— Start of RAW DATA —

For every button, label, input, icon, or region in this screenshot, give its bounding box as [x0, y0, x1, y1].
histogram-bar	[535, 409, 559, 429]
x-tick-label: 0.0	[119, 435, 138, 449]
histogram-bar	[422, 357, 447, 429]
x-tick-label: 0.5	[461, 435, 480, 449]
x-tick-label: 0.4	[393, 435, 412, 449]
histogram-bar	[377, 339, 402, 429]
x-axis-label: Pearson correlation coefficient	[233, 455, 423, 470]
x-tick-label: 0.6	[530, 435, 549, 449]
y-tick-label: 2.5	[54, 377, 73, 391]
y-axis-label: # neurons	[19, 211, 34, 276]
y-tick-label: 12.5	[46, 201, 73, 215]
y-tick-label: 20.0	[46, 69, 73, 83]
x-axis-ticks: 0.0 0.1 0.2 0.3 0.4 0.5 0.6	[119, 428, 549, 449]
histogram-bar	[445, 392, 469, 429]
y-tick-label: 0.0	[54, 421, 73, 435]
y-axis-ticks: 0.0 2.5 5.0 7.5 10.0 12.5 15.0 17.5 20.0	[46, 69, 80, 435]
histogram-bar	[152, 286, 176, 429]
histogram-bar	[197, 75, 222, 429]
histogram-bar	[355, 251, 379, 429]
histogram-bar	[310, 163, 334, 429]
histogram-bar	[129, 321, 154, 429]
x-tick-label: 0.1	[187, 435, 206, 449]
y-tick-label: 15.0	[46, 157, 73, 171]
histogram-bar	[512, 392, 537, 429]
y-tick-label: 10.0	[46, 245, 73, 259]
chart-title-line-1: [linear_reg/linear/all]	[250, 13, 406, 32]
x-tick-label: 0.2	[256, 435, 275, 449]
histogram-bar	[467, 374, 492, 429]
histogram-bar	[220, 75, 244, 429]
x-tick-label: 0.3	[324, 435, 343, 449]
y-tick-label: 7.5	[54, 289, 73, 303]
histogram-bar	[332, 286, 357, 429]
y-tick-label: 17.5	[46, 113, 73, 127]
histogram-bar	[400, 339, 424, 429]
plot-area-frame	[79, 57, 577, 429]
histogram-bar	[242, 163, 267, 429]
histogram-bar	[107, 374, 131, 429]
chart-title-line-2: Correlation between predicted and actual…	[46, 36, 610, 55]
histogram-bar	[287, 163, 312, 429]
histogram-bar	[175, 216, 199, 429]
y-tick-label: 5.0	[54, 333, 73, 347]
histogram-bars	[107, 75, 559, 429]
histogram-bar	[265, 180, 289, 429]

— End of RAW DATA —

◆ **SET PROBLEM**
Copy every line of the records above character for character, in the same order.

◆ **EXPECTED ANSWER**
For every button, label, input, icon, or region in this screenshot, give its bounding box as [x0, y0, x1, y1].
histogram-bar	[535, 409, 559, 429]
x-tick-label: 0.0	[119, 435, 138, 449]
histogram-bar	[422, 357, 447, 429]
x-tick-label: 0.5	[461, 435, 480, 449]
x-tick-label: 0.4	[393, 435, 412, 449]
histogram-bar	[377, 339, 402, 429]
x-axis-label: Pearson correlation coefficient	[233, 455, 423, 470]
x-tick-label: 0.6	[530, 435, 549, 449]
y-tick-label: 2.5	[54, 377, 73, 391]
y-axis-label: # neurons	[19, 211, 34, 276]
y-tick-label: 12.5	[46, 201, 73, 215]
y-tick-label: 20.0	[46, 69, 73, 83]
x-axis-ticks: 0.0 0.1 0.2 0.3 0.4 0.5 0.6	[119, 428, 549, 449]
histogram-bar	[445, 392, 469, 429]
y-tick-label: 0.0	[54, 421, 73, 435]
y-axis-ticks: 0.0 2.5 5.0 7.5 10.0 12.5 15.0 17.5 20.0	[46, 69, 80, 435]
histogram-bar	[152, 286, 176, 429]
histogram-bar	[197, 75, 222, 429]
histogram-bar	[355, 251, 379, 429]
histogram-bar	[310, 163, 334, 429]
histogram-bar	[129, 321, 154, 429]
x-tick-label: 0.1	[187, 435, 206, 449]
y-tick-label: 15.0	[46, 157, 73, 171]
histogram-bar	[512, 392, 537, 429]
y-tick-label: 10.0	[46, 245, 73, 259]
chart-title-line-1: [linear_reg/linear/all]	[250, 13, 406, 32]
x-tick-label: 0.2	[256, 435, 275, 449]
histogram-bar	[467, 374, 492, 429]
histogram-bar	[220, 75, 244, 429]
x-tick-label: 0.3	[324, 435, 343, 449]
y-tick-label: 7.5	[54, 289, 73, 303]
histogram-bar	[332, 286, 357, 429]
y-tick-label: 17.5	[46, 113, 73, 127]
histogram-bar	[400, 339, 424, 429]
plot-area-frame	[79, 57, 577, 429]
histogram-bar	[242, 163, 267, 429]
histogram-bar	[107, 374, 131, 429]
chart-title-line-2: Correlation between predicted and actual…	[46, 36, 610, 55]
histogram-bar	[287, 163, 312, 429]
histogram-bar	[175, 216, 199, 429]
y-tick-label: 5.0	[54, 333, 73, 347]
histogram-bars	[107, 75, 559, 429]
histogram-bar	[265, 180, 289, 429]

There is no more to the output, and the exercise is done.